Set task:
Reproduce all of the material exactly as shown.

═══

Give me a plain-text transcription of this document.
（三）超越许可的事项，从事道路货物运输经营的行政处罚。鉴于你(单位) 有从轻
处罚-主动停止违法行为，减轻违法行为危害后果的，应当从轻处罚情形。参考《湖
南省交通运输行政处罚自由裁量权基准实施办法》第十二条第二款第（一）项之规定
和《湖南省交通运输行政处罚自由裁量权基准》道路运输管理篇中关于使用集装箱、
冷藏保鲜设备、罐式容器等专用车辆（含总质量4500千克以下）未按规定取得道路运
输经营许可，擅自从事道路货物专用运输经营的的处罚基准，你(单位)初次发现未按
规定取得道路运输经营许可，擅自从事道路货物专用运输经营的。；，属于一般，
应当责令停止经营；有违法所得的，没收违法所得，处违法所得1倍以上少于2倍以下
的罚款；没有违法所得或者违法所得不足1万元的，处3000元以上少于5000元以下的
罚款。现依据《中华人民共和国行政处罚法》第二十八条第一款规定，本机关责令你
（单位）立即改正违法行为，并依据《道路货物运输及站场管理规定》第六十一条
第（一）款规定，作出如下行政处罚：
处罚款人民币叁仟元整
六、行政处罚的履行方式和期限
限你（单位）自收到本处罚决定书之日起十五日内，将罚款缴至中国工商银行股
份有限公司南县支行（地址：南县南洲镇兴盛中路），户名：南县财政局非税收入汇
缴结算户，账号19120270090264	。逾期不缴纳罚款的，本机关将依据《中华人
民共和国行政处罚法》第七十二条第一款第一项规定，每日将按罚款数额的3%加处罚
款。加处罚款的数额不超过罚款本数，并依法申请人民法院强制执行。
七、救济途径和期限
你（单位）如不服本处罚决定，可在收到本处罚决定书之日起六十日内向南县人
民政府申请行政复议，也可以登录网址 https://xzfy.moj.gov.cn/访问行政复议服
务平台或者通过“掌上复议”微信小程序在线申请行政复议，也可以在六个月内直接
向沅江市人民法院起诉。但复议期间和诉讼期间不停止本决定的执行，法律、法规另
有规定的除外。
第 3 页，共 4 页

═══

Complete answer:
Give me a plain-text transcription of this document.
（三）超越许可的事项，从事道路货物运输经营的行政处罚。鉴于你(单位) 有从轻
处罚-主动停止违法行为，减轻违法行为危害后果的，应当从轻处罚情形。参考《湖
南省交通运输行政处罚自由裁量权基准实施办法》第十二条第二款第（一）项之规定
和《湖南省交通运输行政处罚自由裁量权基准》道路运输管理篇中关于使用集装箱、
冷藏保鲜设备、罐式容器等专用车辆（含总质量4500千克以下）未按规定取得道路运
输经营许可，擅自从事道路货物专用运输经营的的处罚基准，你(单位)初次发现未按
规定取得道路运输经营许可，擅自从事道路货物专用运输经营的。；，属于一般，
应当责令停止经营；有违法所得的，没收违法所得，处违法所得1倍以上少于2倍以下
的罚款；没有违法所得或者违法所得不足1万元的，处3000元以上少于5000元以下的
罚款。现依据《中华人民共和国行政处罚法》第二十八条第一款规定，本机关责令你
（单位）立即改正违法行为，并依据《道路货物运输及站场管理规定》第六十一条
第（一）款规定，作出如下行政处罚：
处罚款人民币叁仟元整
六、行政处罚的履行方式和期限
限你（单位）自收到本处罚决定书之日起十五日内，将罚款缴至中国工商银行股
份有限公司南县支行（地址：南县南洲镇兴盛中路），户名：南县财政局非税收入汇
缴结算户，账号19120270090264	。逾期不缴纳罚款的，本机关将依据《中华人
民共和国行政处罚法》第七十二条第一款第一项规定，每日将按罚款数额的3%加处罚
款。加处罚款的数额不超过罚款本数，并依法申请人民法院强制执行。
七、救济途径和期限
你（单位）如不服本处罚决定，可在收到本处罚决定书之日起六十日内向南县人
民政府申请行政复议，也可以登录网址 https://xzfy.moj.gov.cn/访问行政复议服
务平台或者通过“掌上复议”微信小程序在线申请行政复议，也可以在六个月内直接
向沅江市人民法院起诉。但复议期间和诉讼期间不停止本决定的执行，法律、法规另
有规定的除外。
第 3 页，共 4 页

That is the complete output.